TASK INSTRUCTIONS. From the entries below, gather every line containing the string "Last".

DATA SUPPLIED.
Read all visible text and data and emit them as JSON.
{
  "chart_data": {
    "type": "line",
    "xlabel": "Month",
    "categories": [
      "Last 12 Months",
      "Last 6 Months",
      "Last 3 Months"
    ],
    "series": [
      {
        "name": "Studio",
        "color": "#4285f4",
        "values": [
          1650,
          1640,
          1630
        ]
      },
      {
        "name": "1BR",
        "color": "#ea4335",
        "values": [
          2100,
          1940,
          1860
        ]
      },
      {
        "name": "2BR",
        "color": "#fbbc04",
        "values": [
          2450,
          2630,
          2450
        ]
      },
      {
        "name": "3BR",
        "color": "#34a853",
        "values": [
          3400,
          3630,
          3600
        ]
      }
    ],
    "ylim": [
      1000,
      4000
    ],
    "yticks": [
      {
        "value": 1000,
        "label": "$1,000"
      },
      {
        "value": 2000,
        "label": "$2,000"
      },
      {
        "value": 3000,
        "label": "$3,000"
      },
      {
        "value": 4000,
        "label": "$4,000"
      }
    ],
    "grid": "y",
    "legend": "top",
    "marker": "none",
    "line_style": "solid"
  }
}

TASK SOLUTION.
      "Last 12 Months",
      "Last 6 Months",
      "Last 3 Months"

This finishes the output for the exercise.